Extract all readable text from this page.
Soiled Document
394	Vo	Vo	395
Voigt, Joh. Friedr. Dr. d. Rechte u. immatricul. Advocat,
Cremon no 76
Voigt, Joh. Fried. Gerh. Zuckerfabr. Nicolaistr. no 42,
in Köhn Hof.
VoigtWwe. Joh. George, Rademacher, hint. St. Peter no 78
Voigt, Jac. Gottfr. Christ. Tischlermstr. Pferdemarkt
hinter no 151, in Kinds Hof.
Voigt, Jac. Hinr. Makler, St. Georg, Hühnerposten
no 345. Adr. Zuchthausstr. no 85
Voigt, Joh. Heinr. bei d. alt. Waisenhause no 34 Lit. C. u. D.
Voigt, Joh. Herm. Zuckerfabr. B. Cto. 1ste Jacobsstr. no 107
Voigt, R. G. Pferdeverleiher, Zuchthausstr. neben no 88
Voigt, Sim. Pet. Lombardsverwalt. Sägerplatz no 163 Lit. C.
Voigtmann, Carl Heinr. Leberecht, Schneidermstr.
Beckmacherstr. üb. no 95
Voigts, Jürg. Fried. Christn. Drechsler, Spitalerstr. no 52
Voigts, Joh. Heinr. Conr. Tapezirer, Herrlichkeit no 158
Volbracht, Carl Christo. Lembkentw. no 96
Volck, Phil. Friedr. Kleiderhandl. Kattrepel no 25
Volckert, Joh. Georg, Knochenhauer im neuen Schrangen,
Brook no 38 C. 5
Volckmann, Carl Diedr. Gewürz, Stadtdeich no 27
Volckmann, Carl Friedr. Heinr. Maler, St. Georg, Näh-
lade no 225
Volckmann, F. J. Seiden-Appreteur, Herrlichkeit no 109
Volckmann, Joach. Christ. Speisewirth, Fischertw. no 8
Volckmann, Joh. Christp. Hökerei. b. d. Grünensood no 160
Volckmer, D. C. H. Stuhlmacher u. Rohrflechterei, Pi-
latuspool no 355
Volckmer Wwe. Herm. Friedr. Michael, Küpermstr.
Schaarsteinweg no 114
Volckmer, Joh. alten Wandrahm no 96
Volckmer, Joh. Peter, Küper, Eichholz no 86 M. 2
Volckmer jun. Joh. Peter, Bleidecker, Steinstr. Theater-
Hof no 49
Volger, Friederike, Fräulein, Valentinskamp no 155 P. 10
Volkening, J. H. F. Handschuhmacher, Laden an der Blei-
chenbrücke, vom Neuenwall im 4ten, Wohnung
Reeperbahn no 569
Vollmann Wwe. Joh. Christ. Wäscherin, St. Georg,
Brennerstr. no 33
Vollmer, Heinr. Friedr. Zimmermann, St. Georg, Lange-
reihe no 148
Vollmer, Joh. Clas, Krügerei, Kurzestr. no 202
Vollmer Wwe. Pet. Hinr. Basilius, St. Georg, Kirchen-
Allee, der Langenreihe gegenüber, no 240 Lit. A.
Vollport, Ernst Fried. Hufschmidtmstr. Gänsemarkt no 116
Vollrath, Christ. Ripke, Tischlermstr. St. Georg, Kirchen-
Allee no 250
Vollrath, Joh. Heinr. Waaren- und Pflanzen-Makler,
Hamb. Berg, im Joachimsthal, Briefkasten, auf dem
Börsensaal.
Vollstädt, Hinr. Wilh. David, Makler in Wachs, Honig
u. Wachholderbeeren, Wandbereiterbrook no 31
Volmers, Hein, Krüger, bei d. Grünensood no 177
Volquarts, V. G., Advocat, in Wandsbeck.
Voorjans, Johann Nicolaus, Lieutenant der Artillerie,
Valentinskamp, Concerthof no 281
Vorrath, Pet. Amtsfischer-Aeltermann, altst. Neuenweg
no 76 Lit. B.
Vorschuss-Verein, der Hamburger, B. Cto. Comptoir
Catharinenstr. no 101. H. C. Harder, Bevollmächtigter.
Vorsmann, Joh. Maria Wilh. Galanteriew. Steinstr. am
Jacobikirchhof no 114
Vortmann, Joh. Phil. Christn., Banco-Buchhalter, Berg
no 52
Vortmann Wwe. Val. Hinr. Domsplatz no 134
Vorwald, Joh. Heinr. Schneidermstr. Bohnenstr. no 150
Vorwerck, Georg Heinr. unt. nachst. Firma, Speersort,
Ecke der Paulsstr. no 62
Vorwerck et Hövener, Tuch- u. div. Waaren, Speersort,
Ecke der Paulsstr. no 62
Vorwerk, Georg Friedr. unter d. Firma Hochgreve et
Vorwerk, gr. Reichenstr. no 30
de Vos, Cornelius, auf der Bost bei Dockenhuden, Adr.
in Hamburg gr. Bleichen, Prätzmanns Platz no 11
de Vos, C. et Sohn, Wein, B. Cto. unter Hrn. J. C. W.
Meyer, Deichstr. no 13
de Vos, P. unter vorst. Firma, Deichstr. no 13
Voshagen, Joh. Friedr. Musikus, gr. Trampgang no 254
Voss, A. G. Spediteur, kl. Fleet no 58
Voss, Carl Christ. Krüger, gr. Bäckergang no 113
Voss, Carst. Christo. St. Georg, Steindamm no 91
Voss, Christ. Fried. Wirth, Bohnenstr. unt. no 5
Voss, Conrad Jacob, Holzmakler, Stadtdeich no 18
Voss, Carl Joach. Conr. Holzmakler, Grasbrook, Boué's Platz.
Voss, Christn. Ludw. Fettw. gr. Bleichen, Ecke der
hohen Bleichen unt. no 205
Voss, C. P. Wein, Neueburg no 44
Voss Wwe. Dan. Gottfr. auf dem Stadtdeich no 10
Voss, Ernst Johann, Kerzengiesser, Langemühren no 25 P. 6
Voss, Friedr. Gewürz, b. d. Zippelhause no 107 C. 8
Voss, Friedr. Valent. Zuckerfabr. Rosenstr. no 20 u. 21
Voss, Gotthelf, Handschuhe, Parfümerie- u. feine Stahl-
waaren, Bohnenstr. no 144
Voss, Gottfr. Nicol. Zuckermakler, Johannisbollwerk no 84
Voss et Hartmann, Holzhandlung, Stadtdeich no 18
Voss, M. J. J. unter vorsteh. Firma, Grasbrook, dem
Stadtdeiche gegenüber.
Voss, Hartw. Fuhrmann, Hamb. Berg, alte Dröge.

### WHAT YOU HAVE TO DO
Locate the word "Gottfr" in the entries, and copy every line where it is found.

### RESULT OF THE EXERCISE
Voigt, Jac. Gottfr. Christ. Tischlermstr. Pferdemarkt
Voss Wwe. Dan. Gottfr. auf dem Stadtdeich no 10
Voss, Gottfr. Nicol. Zuckermakler, Johannisbollwerk no 84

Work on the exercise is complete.